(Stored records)

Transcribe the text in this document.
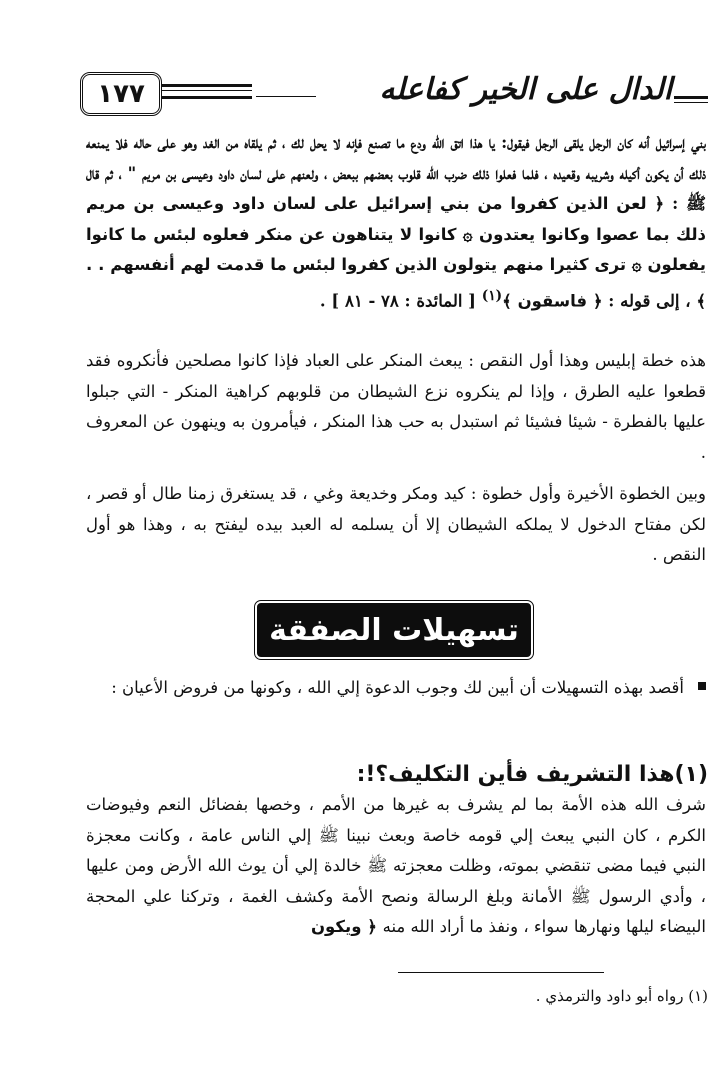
١٧٧	الدال على الخير كفاعله
بني إسرائيل أنه كان الرجل يلقى الرجل فيقول: يا هذا اتق الله ودع ما تصنع فإنه لا يحل لك ، ثم يلقاه من الغد وهو على حاله فلا يمنعه ذلك أن يكون أكيله وشريبه وقعيده ، فلما فعلوا ذلك ضرب الله قلوب بعضهم ببعض ، ولعنهم على لسان داود وعيسى بن مريم " ، ثم قال ﷺ : ﴿ لعن الذين كفروا من بني إسرائيل على لسان داود وعيسى بن مريم ذلك بما عصوا وكانوا يعتدون ۞ كانوا لا يتناهون عن منكر فعلوه لبئس ما كانوا يفعلون ۞ ترى كثيرا منهم يتولون الذين كفروا لبئس ما قدمت لهم أنفسهم . . ﴾ ، إلى قوله : ﴿ فاسقون ﴾$^{(١)}$ [ المائدة : ٧٨ - ٨١ ] .
هذه خطة إبليس وهذا أول النقص : يبعث المنكر على العباد فإذا كانوا مصلحين فأنكروه فقد قطعوا عليه الطرق ، وإذا لم ينكروه نزع الشيطان من قلوبهم كراهية المنكر - التي جبلوا عليها بالفطرة - شيئا فشيئا ثم استبدل به حب هذا المنكر ، فيأمرون به وينهون عن المعروف .
وبين الخطوة الأخيرة وأول خطوة : كيد ومكر وخديعة وغي ، قد يستغرق زمنا طال أو قصر ، لكن مفتاح الدخول لا يملكه الشيطان إلا أن يسلمه له العبد بيده ليفتح به ، وهذا هو أول النقص .
تسهيلات الصفقة
أقصد بهذه التسهيلات أن أبين لك وجوب الدعوة إلي الله ، وكونها من فروض الأعيان :
(١)هذا التشريف فأين التكليف؟!:
شرف الله هذه الأمة بما لم يشرف به غيرها من الأمم ، وخصها بفضائل النعم وفيوضات الكرم ، كان النبي يبعث إلي قومه خاصة وبعث نبينا ﷺ إلي الناس عامة ، وكانت معجزة النبي فيما مضى تنقضي بموته، وظلت معجزته ﷺ خالدة إلي أن يوث الله الأرض ومن عليها ، وأدي الرسول ﷺ الأمانة وبلغ الرسالة ونصح الأمة وكشف الغمة ، وتركنا علي المحجة البيضاء ليلها ونهارها سواء ، ونفذ ما أراد الله منه ﴿ ويكون
(١) رواه أبو داود والترمذي .
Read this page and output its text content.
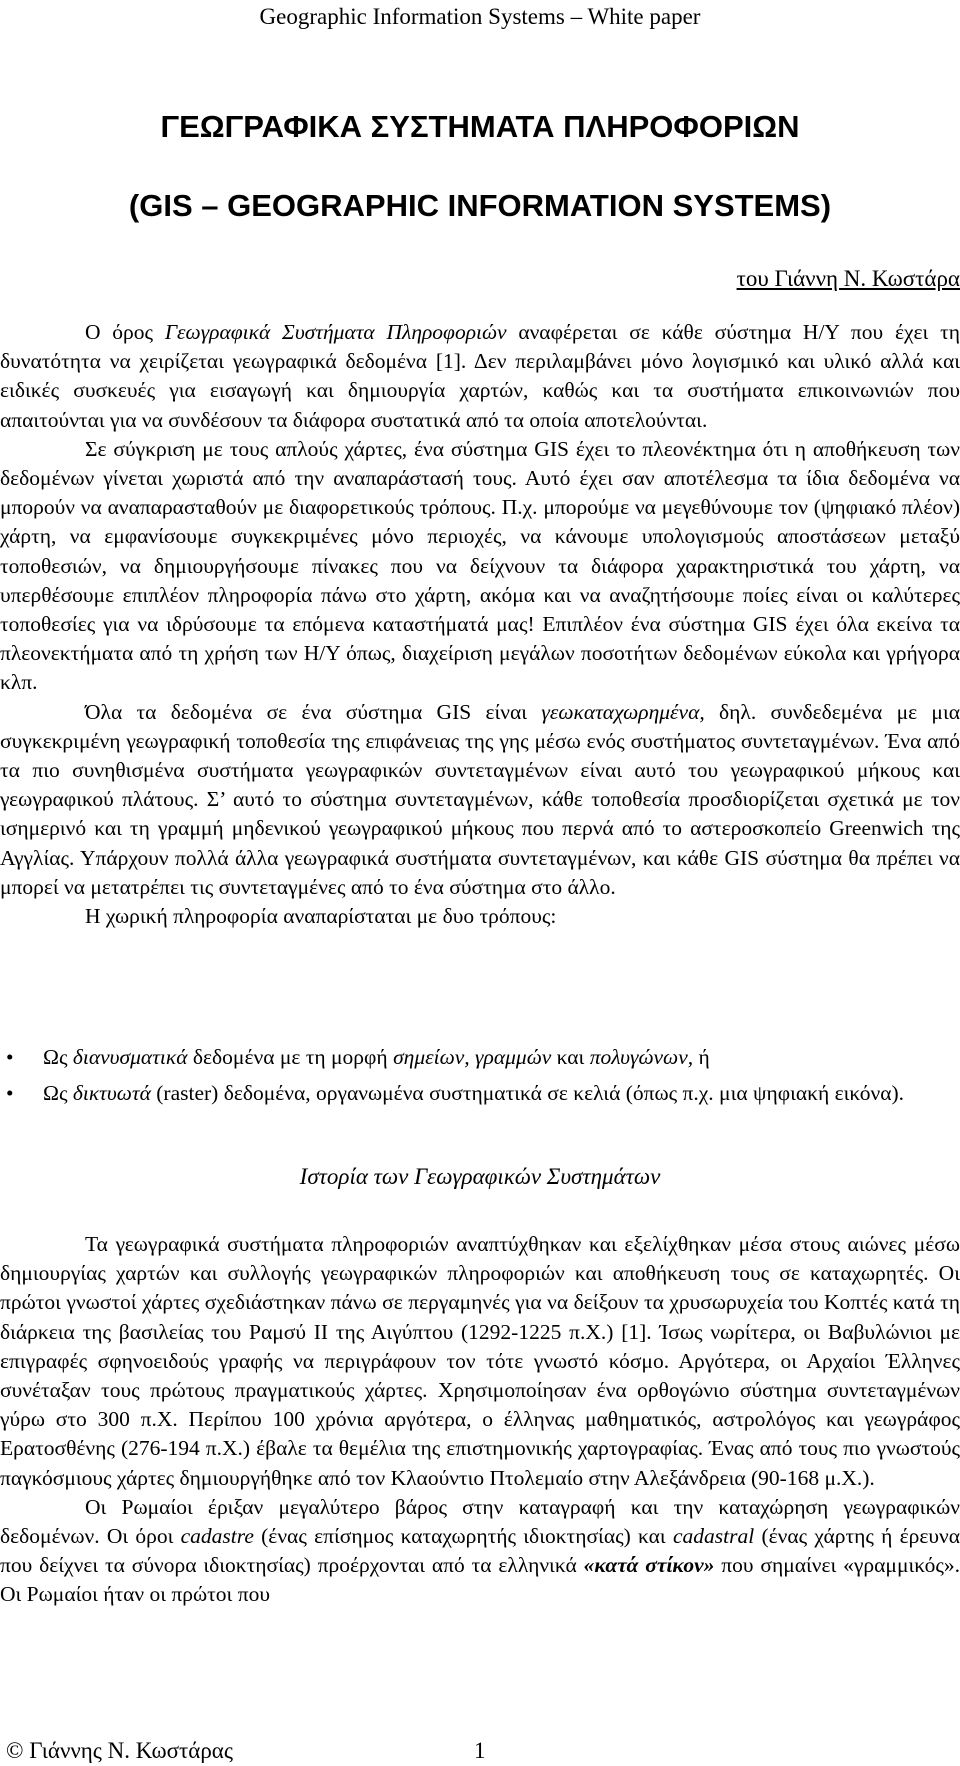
Geographic Information Systems – White paper
ΓΕΩΓΡΑΦΙΚΑ ΣΥΣΤΗΜΑΤΑ ΠΛΗΡΟΦΟΡΙΩΝ
(GIS – GEOGRAPHIC INFORMATION SYSTEMS)
του Γιάννη Ν. Κωστάρα

Ο όρος Γεωγραφικά Συστήματα Πληροφοριών αναφέρεται σε κάθε σύστημα Η/Υ που έχει τη δυνατότητα να χειρίζεται γεωγραφικά δεδομένα [1]. Δεν περιλαμβάνει μόνο λογισμικό και υλικό αλλά και ειδικές συσκευές για εισαγωγή και δημιουργία χαρτών, καθώς και τα συστήματα επικοινωνιών που απαιτούνται για να συνδέσουν τα διάφορα συστατικά από τα οποία αποτελούνται.

Σε σύγκριση με τους απλούς χάρτες, ένα σύστημα GIS έχει το πλεονέκτημα ότι η αποθήκευση των δεδομένων γίνεται χωριστά από την αναπαράστασή τους. Αυτό έχει σαν αποτέλεσμα τα ίδια δεδομένα να μπορούν να αναπαρασταθούν με διαφορετικούς τρόπους. Π.χ. μπορούμε να μεγεθύνουμε τον (ψηφιακό πλέον) χάρτη, να εμφανίσουμε συγκεκριμένες μόνο περιοχές, να κάνουμε υπολογισμούς αποστάσεων μεταξύ τοποθεσιών, να δημιουργήσουμε πίνακες που να δείχνουν τα διάφορα χαρακτηριστικά του χάρτη, να υπερθέσουμε επιπλέον πληροφορία πάνω στο χάρτη, ακόμα και να αναζητήσουμε ποίες είναι οι καλύτερες τοποθεσίες για να ιδρύσουμε τα επόμενα καταστήματά μας! Επιπλέον ένα σύστημα GIS έχει όλα εκείνα τα πλεονεκτήματα από τη χρήση των Η/Υ όπως, διαχείριση μεγάλων ποσοτήτων δεδομένων εύκολα και γρήγορα κλπ.

Όλα τα δεδομένα σε ένα σύστημα GIS είναι γεωκαταχωρημένα, δηλ. συνδεδεμένα με μια συγκεκριμένη γεωγραφική τοποθεσία της επιφάνειας της γης μέσω ενός συστήματος συντεταγμένων. Ένα από τα πιο συνηθισμένα συστήματα γεωγραφικών συντεταγμένων είναι αυτό του γεωγραφικού μήκους και γεωγραφικού πλάτους. Σ’ αυτό το σύστημα συντεταγμένων, κάθε τοποθεσία προσδιορίζεται σχετικά με τον ισημερινό και τη γραμμή μηδενικού γεωγραφικού μήκους που περνά από το αστεροσκοπείο Greenwich της Αγγλίας. Υπάρχουν πολλά άλλα γεωγραφικά συστήματα συντεταγμένων, και κάθε GIS σύστημα θα πρέπει να μπορεί να μετατρέπει τις συντεταγμένες από το ένα σύστημα στο άλλο.

Η χωρική πληροφορία αναπαρίσταται με δυο τρόπους:

• Ως διανυσματικά δεδομένα με τη μορφή σημείων, γραμμών και πολυγώνων, ή
• Ως δικτυωτά (raster) δεδομένα, οργανωμένα συστηματικά σε κελιά (όπως π.χ. μια ψηφιακή εικόνα).
Ιστορία των Γεωγραφικών Συστημάτων

Τα γεωγραφικά συστήματα πληροφοριών αναπτύχθηκαν και εξελίχθηκαν μέσα στους αιώνες μέσω δημιουργίας χαρτών και συλλογής γεωγραφικών πληροφοριών και αποθήκευση τους σε καταχωρητές. Οι πρώτοι γνωστοί χάρτες σχεδιάστηκαν πάνω σε περγαμηνές για να δείξουν τα χρυσωρυχεία του Κοπτές κατά τη διάρκεια της βασιλείας του Ραμσύ ΙΙ της Αιγύπτου (1292-1225 π.Χ.) [1]. Ίσως νωρίτερα, οι Βαβυλώνιοι με επιγραφές σφηνοειδούς γραφής να περιγράφουν τον τότε γνωστό κόσμο. Αργότερα, οι Αρχαίοι Έλληνες συνέταξαν τους πρώτους πραγματικούς χάρτες. Χρησιμοποίησαν ένα ορθογώνιο σύστημα συντεταγμένων γύρω στο 300 π.Χ. Περίπου 100 χρόνια αργότερα, ο έλληνας μαθηματικός, αστρολόγος και γεωγράφος Ερατοσθένης (276-194 π.Χ.) έβαλε τα θεμέλια της επιστημονικής χαρτογραφίας. Ένας από τους πιο γνωστούς παγκόσμιους χάρτες δημιουργήθηκε από τον Κλαούντιο Πτολεμαίο στην Αλεξάνδρεια (90-168 μ.Χ.).

Οι Ρωμαίοι έριξαν μεγαλύτερο βάρος στην καταγραφή και την καταχώρηση γεωγραφικών δεδομένων. Οι όροι cadastre (ένας επίσημος καταχωρητής ιδιοκτησίας) και cadastral (ένας χάρτης ή έρευνα που δείχνει τα σύνορα ιδιοκτησίας) προέρχονται από τα ελληνικά «κατά στίκον» που σημαίνει «γραμμικός». Οι Ρωμαίοι ήταν οι πρώτοι που

© Γιάννης Ν. Κωστάρας	1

• Task statement:
In the listing, how many lines hold "this"? Answer with a bare number.

• Response:
2